=== REQUIREMENTS ===
Repeat the material verbatim and drop the pictures.

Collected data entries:
----------------------------------------
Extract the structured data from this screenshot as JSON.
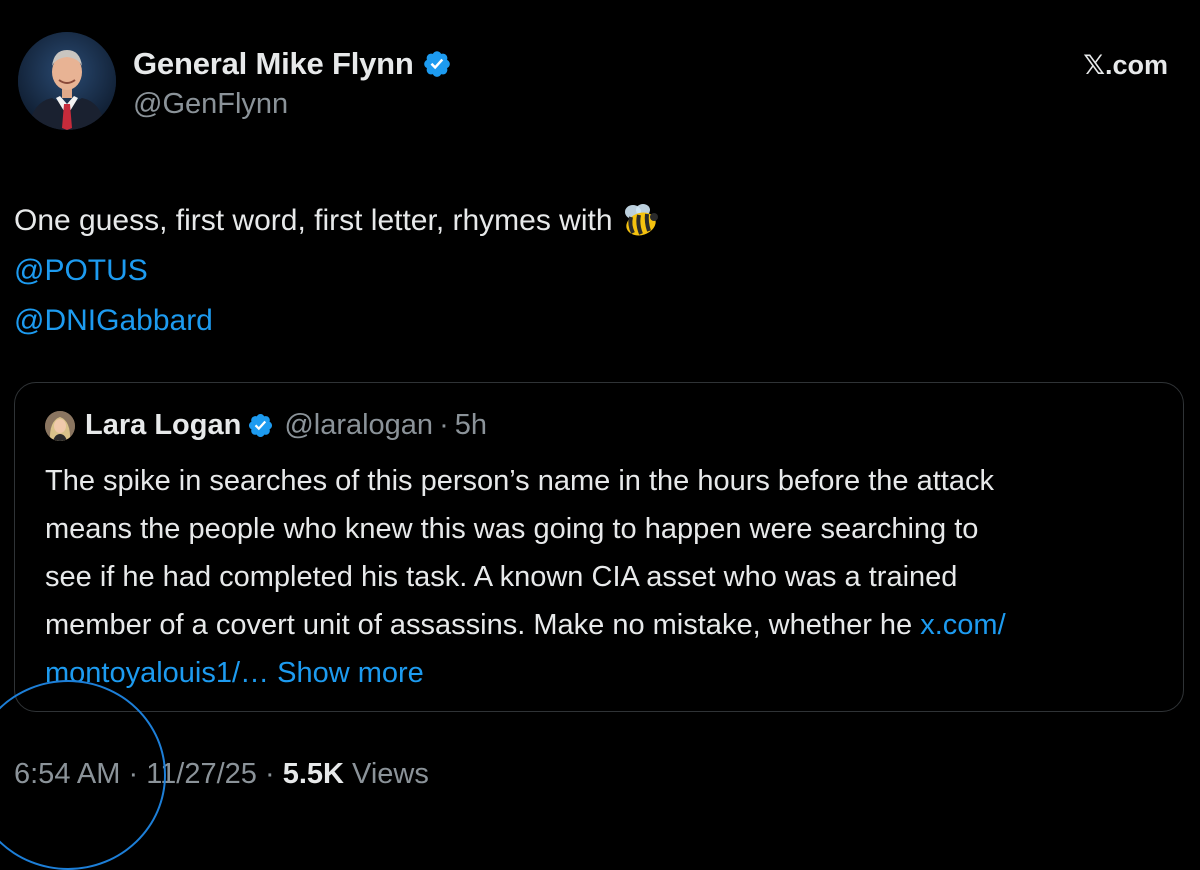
{
  "post": {
    "author": {
      "display_name": "General Mike Flynn",
      "handle": "@GenFlynn",
      "verified": true
    },
    "brand": "𝕏.com",
    "text_line": "One guess, first word, first letter, rhymes with",
    "emoji": "bee-emoji",
    "mentions": [
      "@POTUS",
      "@DNIGabbard"
    ],
    "quoted_post": {
      "display_name": "Lara Logan",
      "handle": "@laralogan",
      "separator": "·",
      "time": "5h",
      "verified": true,
      "lines": [
        "The spike in searches of this person’s name in the hours before the attack",
        "means the people who knew this was going to happen were searching to",
        "see if he had completed his task. A known CIA asset who was a trained"
      ],
      "line4_text": "member of a covert unit of assassins. Make no mistake, whether he ",
      "link_part1": "x.com/",
      "link_part2": "montoyalouis1/…",
      "show_more": "Show more"
    },
    "meta": {
      "time": "6:54 AM",
      "sep1": " · ",
      "date": "11/27/25",
      "sep2": " · ",
      "views_count": "5.5K",
      "views_label": " Views"
    }
  },
  "colors": {
    "background": "#000000",
    "text": "#e7e9ea",
    "secondary": "#8b9399",
    "link": "#1d9bf0",
    "border": "#2f3336",
    "annotation": "#1d7fd8"
  }
}
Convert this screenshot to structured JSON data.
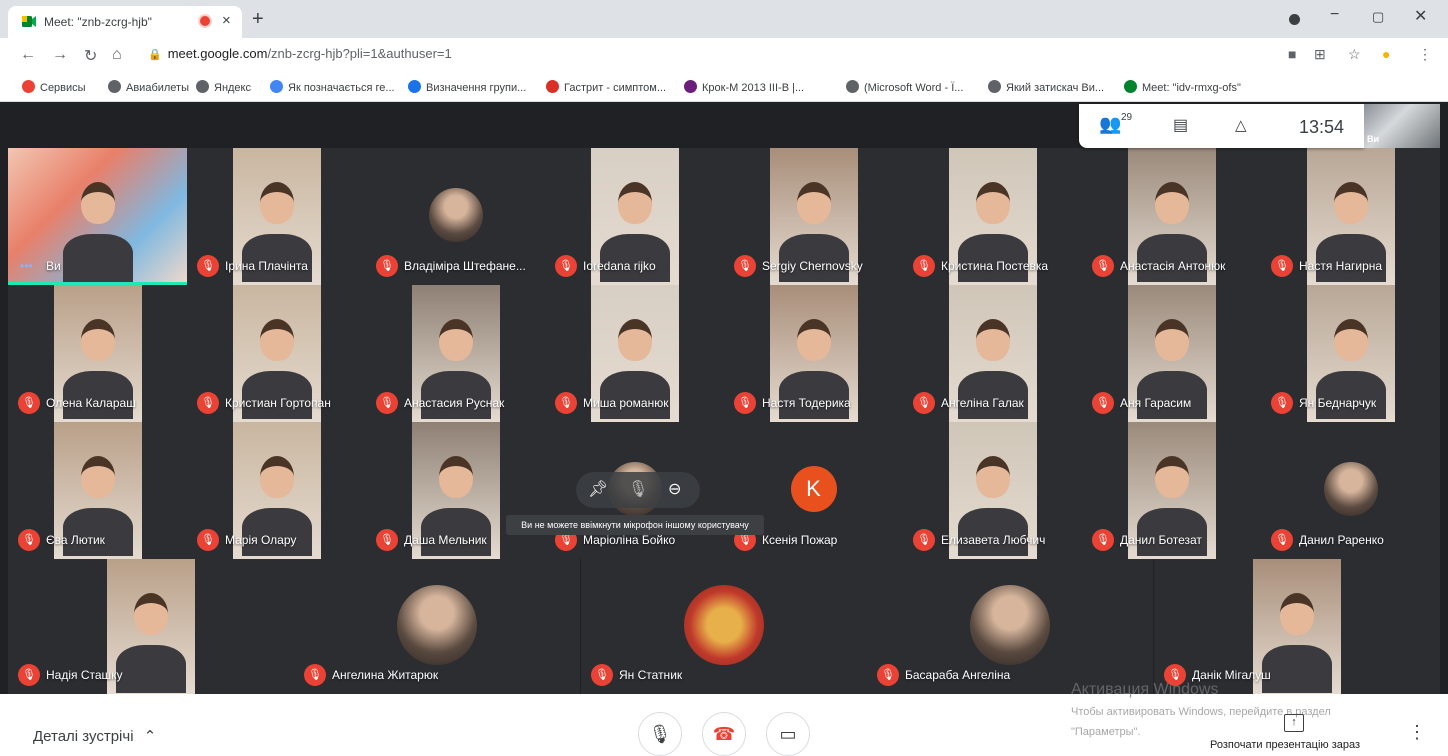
{
  "browser": {
    "tab_title": "Meet: \"znb-zcrg-hjb\"",
    "close_glyph": "×",
    "newtab_glyph": "+",
    "url_host": "meet.google.com",
    "url_path": "/znb-zcrg-hjb?pli=1&authuser=1",
    "bookmarks": [
      {
        "label": "Сервисы",
        "icon": "apps-icon",
        "color": "#ea4335"
      },
      {
        "label": "Авиабилеты",
        "icon": "globe-icon",
        "color": "#5f6368"
      },
      {
        "label": "Яндекс",
        "icon": "globe-icon",
        "color": "#5f6368"
      },
      {
        "label": "Як позначається ге...",
        "icon": "google-icon",
        "color": "#4285f4"
      },
      {
        "label": "Визначення групи...",
        "icon": "s-icon",
        "color": "#1a73e8"
      },
      {
        "label": "Гастрит - симптом...",
        "icon": "red-cross-icon",
        "color": "#d93025"
      },
      {
        "label": "Крок-М 2013 III-В |...",
        "icon": "q-icon",
        "color": "#6b1f7c"
      },
      {
        "label": "(Microsoft Word - Ї...",
        "icon": "globe-icon",
        "color": "#5f6368"
      },
      {
        "label": "Який затискач Ви...",
        "icon": "globe-icon",
        "color": "#5f6368"
      },
      {
        "label": "Meet: \"idv-rmxg-ofs\"",
        "icon": "meet-icon",
        "color": "#00832d"
      }
    ]
  },
  "meet": {
    "participants_count": "29",
    "clock": "13:54",
    "self_label": "Ви",
    "participants": [
      {
        "name": "Ви",
        "type": "video",
        "self": true
      },
      {
        "name": "Ірина Плачінта",
        "type": "video"
      },
      {
        "name": "Владіміра Штефане...",
        "type": "avatar"
      },
      {
        "name": "Ioredana rijko",
        "type": "video"
      },
      {
        "name": "Sergiy Chernovsky",
        "type": "video"
      },
      {
        "name": "Кристина Постевка",
        "type": "video"
      },
      {
        "name": "Анастасія Антонюк",
        "type": "video"
      },
      {
        "name": "Настя Нагирна",
        "type": "video"
      },
      {
        "name": "Олена Калараш",
        "type": "video"
      },
      {
        "name": "Кристиан Гортопан",
        "type": "video"
      },
      {
        "name": "Анастасия Руснак",
        "type": "video"
      },
      {
        "name": "Миша романюк",
        "type": "video"
      },
      {
        "name": "Настя Тодерика",
        "type": "video"
      },
      {
        "name": "Ангеліна Галак",
        "type": "video"
      },
      {
        "name": "Аня Гарасим",
        "type": "video"
      },
      {
        "name": "Ян Беднарчук",
        "type": "video"
      },
      {
        "name": "Єва Лютик",
        "type": "video"
      },
      {
        "name": "Марія Олару",
        "type": "video"
      },
      {
        "name": "Даша Мельник",
        "type": "video"
      },
      {
        "name": "Маріоліна Бойко",
        "type": "avatar"
      },
      {
        "name": "Ксенія Пожар",
        "type": "letter",
        "letter": "K"
      },
      {
        "name": "Елизавета Любчич",
        "type": "video"
      },
      {
        "name": "Данил Ботезат",
        "type": "video"
      },
      {
        "name": "Данил Раренко",
        "type": "avatar"
      },
      {
        "name": "Надія Сташку",
        "type": "video"
      },
      {
        "name": "Ангелина Житарюк",
        "type": "avatar"
      },
      {
        "name": "Ян Статник",
        "type": "avatar"
      },
      {
        "name": "Басараба Ангеліна",
        "type": "avatar"
      },
      {
        "name": "Данік Мігалуш",
        "type": "video"
      }
    ],
    "tooltip": "Ви не можете ввімкнути мікрофон іншому користувачу",
    "details_label": "Деталі зустрічі",
    "present_label": "Розпочати презентацію зараз",
    "windows_activation": {
      "title": "Активация Windows",
      "line1": "Чтобы активировать Windows, перейдите в раздел",
      "line2": "\"Параметры\"."
    }
  }
}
----------------------------------------
=== EXPECTED OUTPUT ===
Extract the structured data from this screenshot as JSON.
{
  "post": {
    "author": {
      "display_name": "General Mike Flynn",
      "handle": "@GenFlynn",
      "verified": true
    },
    "brand": "𝕏.com",
    "text_line": "One guess, first word, first letter, rhymes with",
    "emoji": "bee-emoji",
    "mentions": [
      "@POTUS",
      "@DNIGabbard"
    ],
    "quoted_post": {
      "display_name": "Lara Logan",
      "handle": "@laralogan",
      "separator": "·",
      "time": "5h",
      "verified": true,
      "lines": [
        "The spike in searches of this person’s name in the hours before the attack",
        "means the people who knew this was going to happen were searching to",
        "see if he had completed his task. A known CIA asset who was a trained"
      ],
      "line4_text": "member of a covert unit of assassins. Make no mistake, whether he ",
      "link_part1": "x.com/",
      "link_part2": "montoyalouis1/…",
      "show_more": "Show more"
    },
    "meta": {
      "time": "6:54 AM",
      "sep1": " · ",
      "date": "11/27/25",
      "sep2": " · ",
      "views_count": "5.5K",
      "views_label": " Views"
    }
  },
  "colors": {
    "background": "#000000",
    "text": "#e7e9ea",
    "secondary": "#8b9399",
    "link": "#1d9bf0",
    "border": "#2f3336",
    "annotation": "#1d7fd8"
  }
}
Convert this screenshot to structured JSON data.
{
  "browser": {
    "tab_title": "Meet: \"znb-zcrg-hjb\"",
    "close_glyph": "×",
    "newtab_glyph": "+",
    "url_host": "meet.google.com",
    "url_path": "/znb-zcrg-hjb?pli=1&authuser=1",
    "bookmarks": [
      {
        "label": "Сервисы",
        "icon": "apps-icon",
        "color": "#ea4335"
      },
      {
        "label": "Авиабилеты",
        "icon": "globe-icon",
        "color": "#5f6368"
      },
      {
        "label": "Яндекс",
        "icon": "globe-icon",
        "color": "#5f6368"
      },
      {
        "label": "Як позначається ге...",
        "icon": "google-icon",
        "color": "#4285f4"
      },
      {
        "label": "Визначення групи...",
        "icon": "s-icon",
        "color": "#1a73e8"
      },
      {
        "label": "Гастрит - симптом...",
        "icon": "red-cross-icon",
        "color": "#d93025"
      },
      {
        "label": "Крок-М 2013 III-В |...",
        "icon": "q-icon",
        "color": "#6b1f7c"
      },
      {
        "label": "(Microsoft Word - Ї...",
        "icon": "globe-icon",
        "color": "#5f6368"
      },
      {
        "label": "Який затискач Ви...",
        "icon": "globe-icon",
        "color": "#5f6368"
      },
      {
        "label": "Meet: \"idv-rmxg-ofs\"",
        "icon": "meet-icon",
        "color": "#00832d"
      }
    ]
  },
  "meet": {
    "participants_count": "29",
    "clock": "13:54",
    "self_label": "Ви",
    "participants": [
      {
        "name": "Ви",
        "type": "video",
        "self": true
      },
      {
        "name": "Ірина Плачінта",
        "type": "video"
      },
      {
        "name": "Владіміра Штефане...",
        "type": "avatar"
      },
      {
        "name": "Ioredana rijko",
        "type": "video"
      },
      {
        "name": "Sergiy Chernovsky",
        "type": "video"
      },
      {
        "name": "Кристина Постевка",
        "type": "video"
      },
      {
        "name": "Анастасія Антонюк",
        "type": "video"
      },
      {
        "name": "Настя Нагирна",
        "type": "video"
      },
      {
        "name": "Олена Калараш",
        "type": "video"
      },
      {
        "name": "Кристиан Гортопан",
        "type": "video"
      },
      {
        "name": "Анастасия Руснак",
        "type": "video"
      },
      {
        "name": "Миша романюк",
        "type": "video"
      },
      {
        "name": "Настя Тодерика",
        "type": "video"
      },
      {
        "name": "Ангеліна Галак",
        "type": "video"
      },
      {
        "name": "Аня Гарасим",
        "type": "video"
      },
      {
        "name": "Ян Беднарчук",
        "type": "video"
      },
      {
        "name": "Єва Лютик",
        "type": "video"
      },
      {
        "name": "Марія Олару",
        "type": "video"
      },
      {
        "name": "Даша Мельник",
        "type": "video"
      },
      {
        "name": "Маріоліна Бойко",
        "type": "avatar"
      },
      {
        "name": "Ксенія Пожар",
        "type": "letter",
        "letter": "K"
      },
      {
        "name": "Елизавета Любчич",
        "type": "video"
      },
      {
        "name": "Данил Ботезат",
        "type": "video"
      },
      {
        "name": "Данил Раренко",
        "type": "avatar"
      },
      {
        "name": "Надія Сташку",
        "type": "video"
      },
      {
        "name": "Ангелина Житарюк",
        "type": "avatar"
      },
      {
        "name": "Ян Статник",
        "type": "avatar"
      },
      {
        "name": "Басараба Ангеліна",
        "type": "avatar"
      },
      {
        "name": "Данік Мігалуш",
        "type": "video"
      }
    ],
    "tooltip": "Ви не можете ввімкнути мікрофон іншому користувачу",
    "details_label": "Деталі зустрічі",
    "present_label": "Розпочати презентацію зараз",
    "windows_activation": {
      "title": "Активация Windows",
      "line1": "Чтобы активировать Windows, перейдите в раздел",
      "line2": "\"Параметры\"."
    }
  }
}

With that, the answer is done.